>> BEGIN Provided information

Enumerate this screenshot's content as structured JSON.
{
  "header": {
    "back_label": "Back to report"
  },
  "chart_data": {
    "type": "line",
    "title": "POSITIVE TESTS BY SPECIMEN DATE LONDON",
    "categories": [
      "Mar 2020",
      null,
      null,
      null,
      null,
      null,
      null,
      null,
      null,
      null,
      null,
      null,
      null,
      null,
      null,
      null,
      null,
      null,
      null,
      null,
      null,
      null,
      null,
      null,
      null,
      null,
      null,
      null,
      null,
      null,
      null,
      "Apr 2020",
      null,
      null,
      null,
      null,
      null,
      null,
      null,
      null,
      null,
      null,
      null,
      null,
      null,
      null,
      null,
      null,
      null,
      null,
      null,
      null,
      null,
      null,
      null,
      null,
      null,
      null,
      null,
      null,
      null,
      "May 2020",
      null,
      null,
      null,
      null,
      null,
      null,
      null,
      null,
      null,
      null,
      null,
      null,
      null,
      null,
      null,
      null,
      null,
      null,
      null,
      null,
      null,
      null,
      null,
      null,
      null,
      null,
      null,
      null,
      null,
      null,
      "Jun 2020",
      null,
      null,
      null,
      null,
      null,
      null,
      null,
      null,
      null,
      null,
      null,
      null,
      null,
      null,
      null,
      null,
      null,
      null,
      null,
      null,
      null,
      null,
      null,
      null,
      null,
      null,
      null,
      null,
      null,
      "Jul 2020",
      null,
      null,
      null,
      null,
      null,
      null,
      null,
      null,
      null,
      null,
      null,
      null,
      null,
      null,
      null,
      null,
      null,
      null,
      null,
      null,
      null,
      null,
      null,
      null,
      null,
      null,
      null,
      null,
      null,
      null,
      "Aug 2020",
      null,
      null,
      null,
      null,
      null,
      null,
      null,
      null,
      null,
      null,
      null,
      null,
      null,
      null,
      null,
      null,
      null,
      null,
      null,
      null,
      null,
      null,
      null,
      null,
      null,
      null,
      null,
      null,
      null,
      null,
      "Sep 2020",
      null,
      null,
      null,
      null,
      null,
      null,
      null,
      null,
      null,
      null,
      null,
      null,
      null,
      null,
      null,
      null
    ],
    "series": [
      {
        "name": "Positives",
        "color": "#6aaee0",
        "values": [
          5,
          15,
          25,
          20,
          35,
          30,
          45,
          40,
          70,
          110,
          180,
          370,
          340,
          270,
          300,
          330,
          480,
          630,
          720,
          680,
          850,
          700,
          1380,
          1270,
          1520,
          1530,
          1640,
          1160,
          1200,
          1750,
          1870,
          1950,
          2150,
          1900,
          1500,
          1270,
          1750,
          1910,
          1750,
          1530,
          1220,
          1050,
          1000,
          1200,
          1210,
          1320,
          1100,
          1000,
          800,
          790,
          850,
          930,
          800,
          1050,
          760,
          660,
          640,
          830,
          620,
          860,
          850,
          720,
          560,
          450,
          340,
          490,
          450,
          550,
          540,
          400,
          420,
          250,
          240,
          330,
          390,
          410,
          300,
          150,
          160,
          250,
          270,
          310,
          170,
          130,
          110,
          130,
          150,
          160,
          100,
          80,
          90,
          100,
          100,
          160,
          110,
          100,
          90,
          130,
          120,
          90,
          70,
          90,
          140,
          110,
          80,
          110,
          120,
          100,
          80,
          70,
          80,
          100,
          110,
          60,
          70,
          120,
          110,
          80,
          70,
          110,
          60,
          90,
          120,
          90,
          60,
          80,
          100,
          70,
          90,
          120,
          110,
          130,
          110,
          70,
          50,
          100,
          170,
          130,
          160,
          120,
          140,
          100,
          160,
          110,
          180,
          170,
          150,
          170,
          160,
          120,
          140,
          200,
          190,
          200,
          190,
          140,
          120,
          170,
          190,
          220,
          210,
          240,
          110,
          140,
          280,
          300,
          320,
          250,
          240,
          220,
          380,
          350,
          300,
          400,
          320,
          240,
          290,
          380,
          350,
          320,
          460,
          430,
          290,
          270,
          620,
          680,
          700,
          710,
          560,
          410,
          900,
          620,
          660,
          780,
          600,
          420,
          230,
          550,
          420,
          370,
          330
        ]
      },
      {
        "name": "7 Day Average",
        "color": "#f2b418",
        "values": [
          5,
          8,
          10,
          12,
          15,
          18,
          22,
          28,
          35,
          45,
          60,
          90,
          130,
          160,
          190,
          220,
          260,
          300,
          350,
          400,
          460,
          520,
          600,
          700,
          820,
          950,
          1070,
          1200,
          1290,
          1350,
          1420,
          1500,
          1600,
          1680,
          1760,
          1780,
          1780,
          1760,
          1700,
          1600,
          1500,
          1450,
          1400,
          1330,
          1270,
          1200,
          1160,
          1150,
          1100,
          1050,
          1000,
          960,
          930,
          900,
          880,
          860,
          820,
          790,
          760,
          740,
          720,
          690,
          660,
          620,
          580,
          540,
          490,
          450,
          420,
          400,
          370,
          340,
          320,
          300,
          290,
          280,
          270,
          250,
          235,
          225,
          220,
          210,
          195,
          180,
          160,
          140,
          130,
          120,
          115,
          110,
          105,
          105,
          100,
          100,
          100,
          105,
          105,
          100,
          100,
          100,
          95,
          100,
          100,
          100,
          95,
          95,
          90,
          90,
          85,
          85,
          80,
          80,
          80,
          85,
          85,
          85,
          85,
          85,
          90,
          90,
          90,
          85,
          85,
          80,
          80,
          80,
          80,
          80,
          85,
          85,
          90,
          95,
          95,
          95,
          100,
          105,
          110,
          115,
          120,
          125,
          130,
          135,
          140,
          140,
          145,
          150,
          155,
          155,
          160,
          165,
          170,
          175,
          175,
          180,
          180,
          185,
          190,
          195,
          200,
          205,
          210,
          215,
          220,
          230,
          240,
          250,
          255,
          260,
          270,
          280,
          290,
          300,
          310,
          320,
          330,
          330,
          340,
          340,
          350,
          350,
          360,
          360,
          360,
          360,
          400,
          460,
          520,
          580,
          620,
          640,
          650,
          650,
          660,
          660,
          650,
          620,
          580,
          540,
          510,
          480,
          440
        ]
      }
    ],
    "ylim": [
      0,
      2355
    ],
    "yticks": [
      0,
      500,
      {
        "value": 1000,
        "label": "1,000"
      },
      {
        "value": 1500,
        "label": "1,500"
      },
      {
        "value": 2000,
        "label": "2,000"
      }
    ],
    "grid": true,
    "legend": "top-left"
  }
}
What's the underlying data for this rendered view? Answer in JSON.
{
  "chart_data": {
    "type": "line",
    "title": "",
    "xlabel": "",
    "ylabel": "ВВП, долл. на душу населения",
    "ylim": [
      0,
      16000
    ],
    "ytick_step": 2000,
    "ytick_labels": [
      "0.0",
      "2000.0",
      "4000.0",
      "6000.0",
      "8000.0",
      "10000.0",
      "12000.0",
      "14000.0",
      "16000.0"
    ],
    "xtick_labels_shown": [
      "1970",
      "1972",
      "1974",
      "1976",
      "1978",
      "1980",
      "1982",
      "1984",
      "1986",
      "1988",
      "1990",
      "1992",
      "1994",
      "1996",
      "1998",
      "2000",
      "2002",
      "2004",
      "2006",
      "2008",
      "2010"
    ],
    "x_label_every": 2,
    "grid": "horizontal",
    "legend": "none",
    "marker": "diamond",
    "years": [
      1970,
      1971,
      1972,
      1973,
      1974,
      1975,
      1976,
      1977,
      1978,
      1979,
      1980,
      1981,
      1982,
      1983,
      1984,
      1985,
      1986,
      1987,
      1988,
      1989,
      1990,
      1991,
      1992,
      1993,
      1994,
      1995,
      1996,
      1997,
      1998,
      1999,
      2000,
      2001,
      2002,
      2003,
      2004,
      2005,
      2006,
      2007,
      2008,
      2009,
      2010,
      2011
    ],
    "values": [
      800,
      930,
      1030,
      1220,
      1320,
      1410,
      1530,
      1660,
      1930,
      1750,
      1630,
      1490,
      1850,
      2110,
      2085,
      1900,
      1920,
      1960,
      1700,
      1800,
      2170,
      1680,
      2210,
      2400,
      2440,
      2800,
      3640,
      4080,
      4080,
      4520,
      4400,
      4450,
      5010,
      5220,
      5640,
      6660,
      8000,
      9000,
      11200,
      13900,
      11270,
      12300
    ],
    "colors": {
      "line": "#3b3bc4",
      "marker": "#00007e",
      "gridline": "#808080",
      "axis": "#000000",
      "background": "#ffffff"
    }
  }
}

>> END Provided information

◆ **Requirement**: Find all lines holding the string "JSON" and copy them.

◆ **Reply to the exercise**:
Enumerate this screenshot's content as structured JSON.
What's the underlying data for this rendered view? Answer in JSON.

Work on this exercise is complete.